[Data records]

+ + + +

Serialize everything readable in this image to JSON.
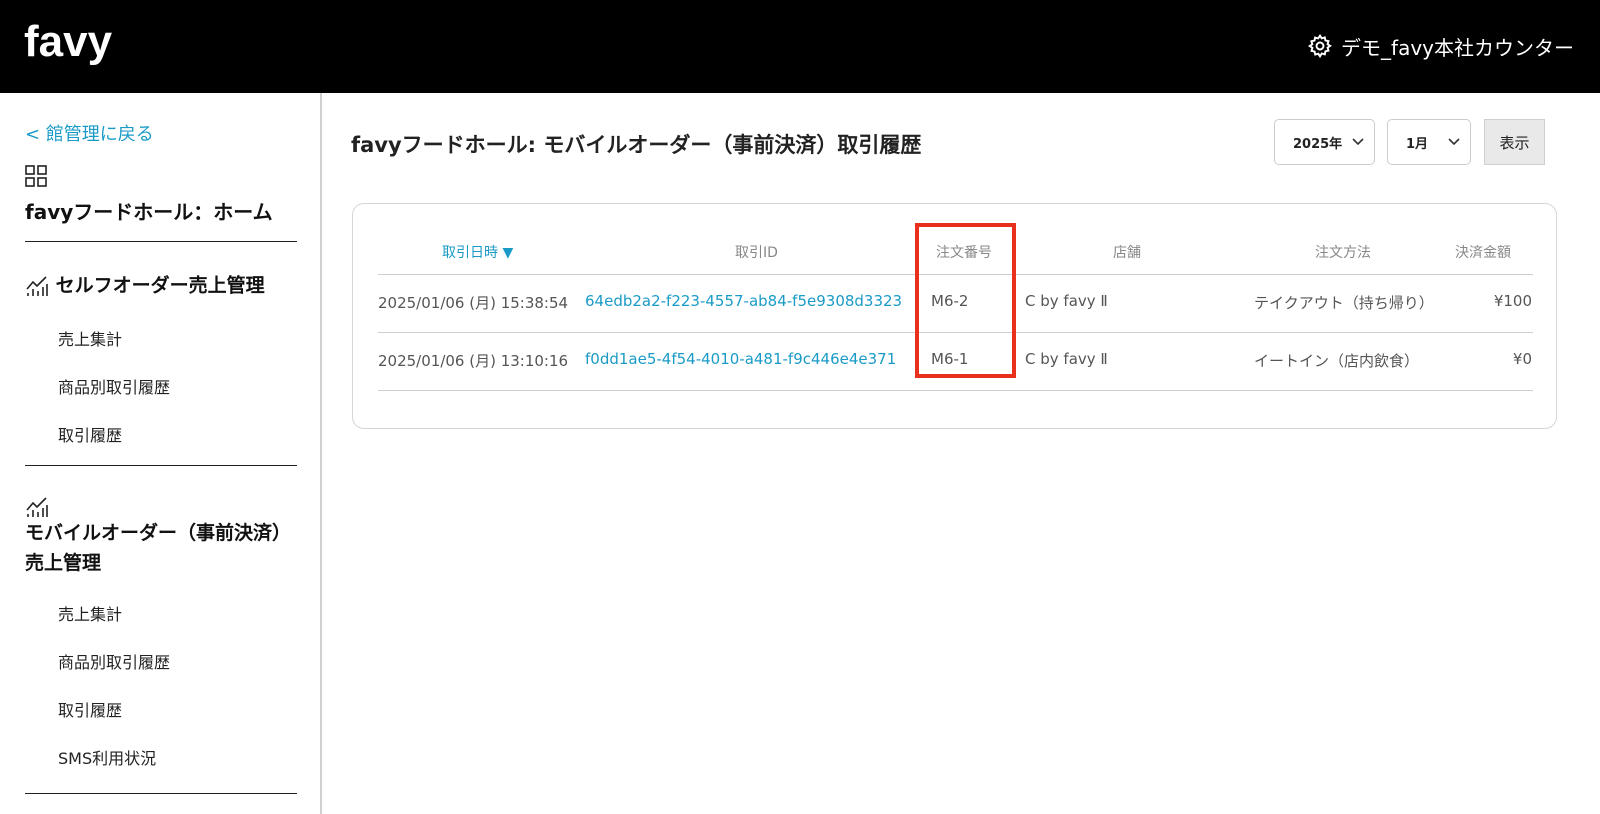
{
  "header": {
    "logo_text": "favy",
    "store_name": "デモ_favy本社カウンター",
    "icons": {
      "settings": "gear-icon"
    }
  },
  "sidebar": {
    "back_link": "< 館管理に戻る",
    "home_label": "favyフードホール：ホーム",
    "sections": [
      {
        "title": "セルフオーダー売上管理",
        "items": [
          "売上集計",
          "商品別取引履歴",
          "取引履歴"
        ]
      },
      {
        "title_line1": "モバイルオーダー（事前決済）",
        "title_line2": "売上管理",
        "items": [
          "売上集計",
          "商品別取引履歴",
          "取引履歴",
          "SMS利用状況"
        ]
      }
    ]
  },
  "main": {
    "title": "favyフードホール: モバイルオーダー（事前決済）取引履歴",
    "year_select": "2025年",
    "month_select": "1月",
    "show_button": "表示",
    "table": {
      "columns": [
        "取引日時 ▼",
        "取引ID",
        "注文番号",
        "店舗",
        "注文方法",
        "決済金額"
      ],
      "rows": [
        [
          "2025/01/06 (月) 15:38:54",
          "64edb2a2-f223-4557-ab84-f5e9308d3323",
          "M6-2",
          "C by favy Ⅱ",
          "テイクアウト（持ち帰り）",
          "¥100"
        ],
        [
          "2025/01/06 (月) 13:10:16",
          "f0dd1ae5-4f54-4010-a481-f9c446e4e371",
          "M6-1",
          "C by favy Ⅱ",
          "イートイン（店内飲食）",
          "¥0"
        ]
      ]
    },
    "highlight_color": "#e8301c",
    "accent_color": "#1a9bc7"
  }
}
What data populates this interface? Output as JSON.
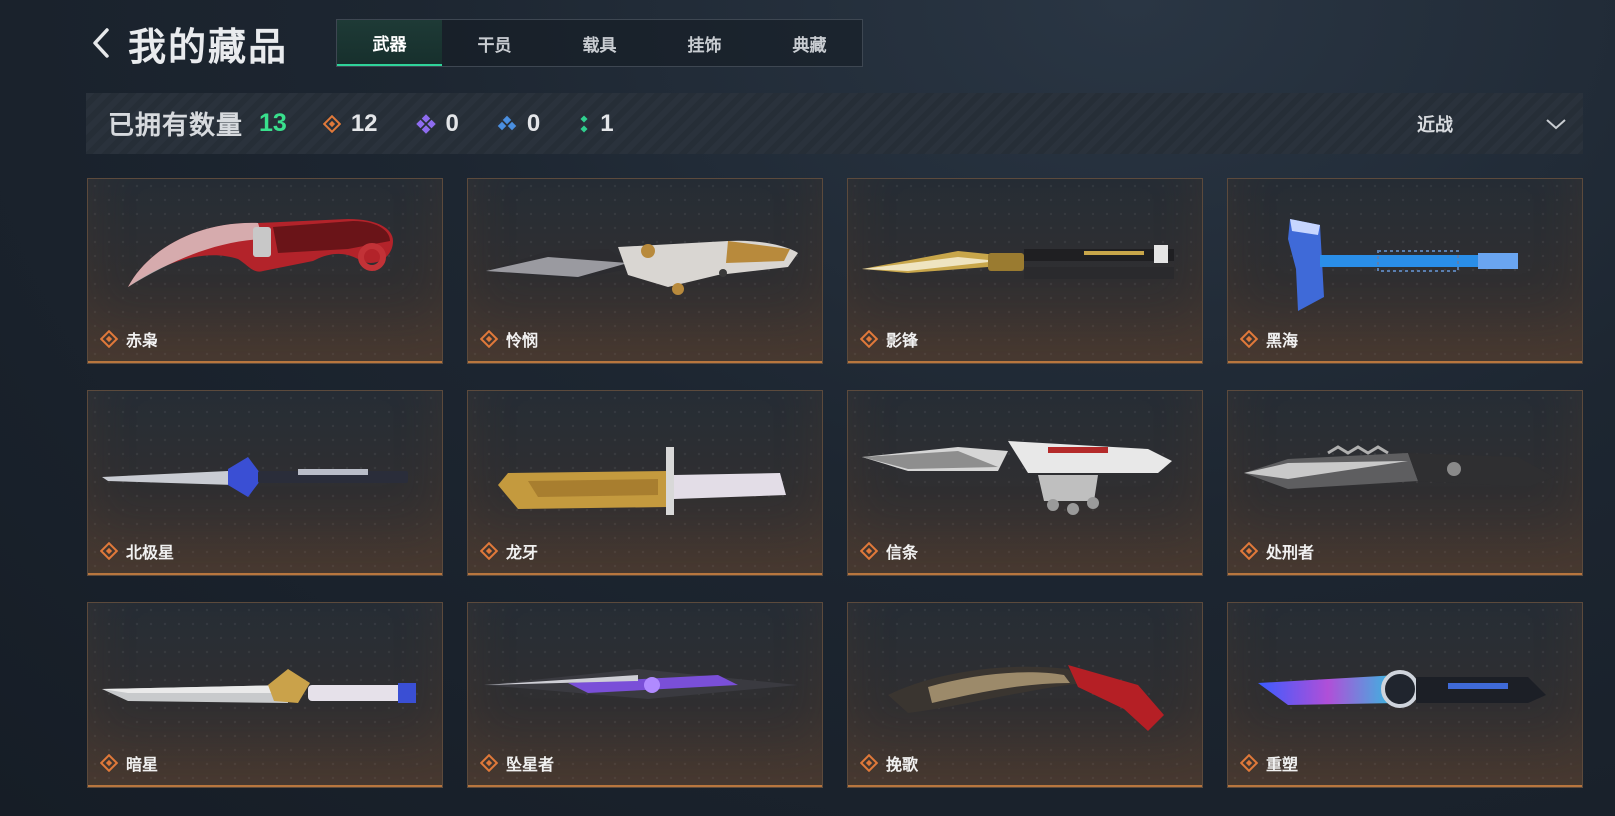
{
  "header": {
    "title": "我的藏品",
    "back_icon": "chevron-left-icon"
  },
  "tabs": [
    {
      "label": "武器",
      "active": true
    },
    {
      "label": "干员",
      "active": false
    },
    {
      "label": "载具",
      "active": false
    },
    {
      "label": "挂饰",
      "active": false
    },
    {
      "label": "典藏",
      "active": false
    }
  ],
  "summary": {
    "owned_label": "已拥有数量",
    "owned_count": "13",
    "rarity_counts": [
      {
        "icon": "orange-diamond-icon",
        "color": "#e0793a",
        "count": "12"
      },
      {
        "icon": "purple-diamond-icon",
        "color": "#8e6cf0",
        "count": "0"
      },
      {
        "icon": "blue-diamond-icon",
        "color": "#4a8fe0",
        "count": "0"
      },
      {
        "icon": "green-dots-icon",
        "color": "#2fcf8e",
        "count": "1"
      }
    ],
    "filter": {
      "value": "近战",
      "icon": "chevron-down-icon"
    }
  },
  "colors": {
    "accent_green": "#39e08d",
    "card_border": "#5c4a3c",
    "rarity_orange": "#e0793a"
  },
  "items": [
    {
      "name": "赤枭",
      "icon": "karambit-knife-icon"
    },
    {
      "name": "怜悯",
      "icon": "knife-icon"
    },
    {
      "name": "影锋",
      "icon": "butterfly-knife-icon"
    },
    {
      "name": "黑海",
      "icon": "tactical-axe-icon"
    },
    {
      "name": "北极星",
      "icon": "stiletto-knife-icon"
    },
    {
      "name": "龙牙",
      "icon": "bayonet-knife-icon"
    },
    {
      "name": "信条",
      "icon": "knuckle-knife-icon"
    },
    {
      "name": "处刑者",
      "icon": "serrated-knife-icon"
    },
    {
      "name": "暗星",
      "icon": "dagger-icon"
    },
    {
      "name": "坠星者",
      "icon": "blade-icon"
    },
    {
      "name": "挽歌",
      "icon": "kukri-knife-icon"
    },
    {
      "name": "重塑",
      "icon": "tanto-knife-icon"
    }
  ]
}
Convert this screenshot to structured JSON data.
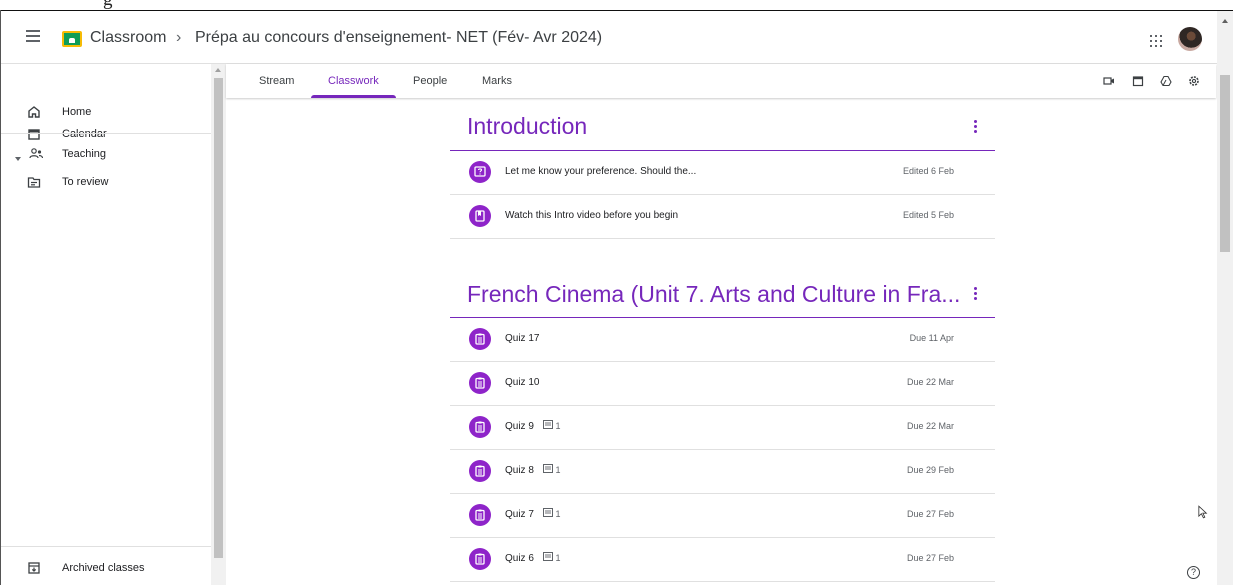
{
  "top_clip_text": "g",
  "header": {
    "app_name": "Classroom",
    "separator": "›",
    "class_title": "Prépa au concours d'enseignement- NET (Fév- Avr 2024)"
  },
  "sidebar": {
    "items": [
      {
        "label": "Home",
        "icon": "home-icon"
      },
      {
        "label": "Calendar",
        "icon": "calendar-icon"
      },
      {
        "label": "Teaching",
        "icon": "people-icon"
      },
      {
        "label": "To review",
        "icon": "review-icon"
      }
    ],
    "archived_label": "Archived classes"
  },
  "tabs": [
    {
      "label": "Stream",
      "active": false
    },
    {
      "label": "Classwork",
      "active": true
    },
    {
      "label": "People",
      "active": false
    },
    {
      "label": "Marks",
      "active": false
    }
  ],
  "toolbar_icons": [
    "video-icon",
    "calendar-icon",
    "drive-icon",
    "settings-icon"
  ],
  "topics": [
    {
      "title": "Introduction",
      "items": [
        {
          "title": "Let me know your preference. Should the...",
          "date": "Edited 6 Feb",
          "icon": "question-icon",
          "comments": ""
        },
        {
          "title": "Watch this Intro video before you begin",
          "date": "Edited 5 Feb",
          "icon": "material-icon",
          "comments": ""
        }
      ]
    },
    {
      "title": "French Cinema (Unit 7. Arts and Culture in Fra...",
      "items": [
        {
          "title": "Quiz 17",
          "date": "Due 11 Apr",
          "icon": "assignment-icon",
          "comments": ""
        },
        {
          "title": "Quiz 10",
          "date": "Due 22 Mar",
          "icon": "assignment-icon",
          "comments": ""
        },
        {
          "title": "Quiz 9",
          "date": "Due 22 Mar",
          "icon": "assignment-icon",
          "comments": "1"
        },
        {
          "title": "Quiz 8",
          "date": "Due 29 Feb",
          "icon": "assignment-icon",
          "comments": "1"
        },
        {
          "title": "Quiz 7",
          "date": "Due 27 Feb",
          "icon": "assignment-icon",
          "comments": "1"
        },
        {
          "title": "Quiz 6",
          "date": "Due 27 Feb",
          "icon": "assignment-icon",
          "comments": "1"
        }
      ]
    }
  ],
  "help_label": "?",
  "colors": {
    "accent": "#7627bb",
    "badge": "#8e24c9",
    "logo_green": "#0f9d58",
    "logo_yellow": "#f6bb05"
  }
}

+ + + +

**WHAT THE TASK ASKS:** Show each line of the listing that holds the string "favyフードホール".

**TASK RESPONSE:**
    "home_label": "favyフードホール：ホーム",
    "title": "favyフードホール: モバイルオーダー（事前決済）取引履歴",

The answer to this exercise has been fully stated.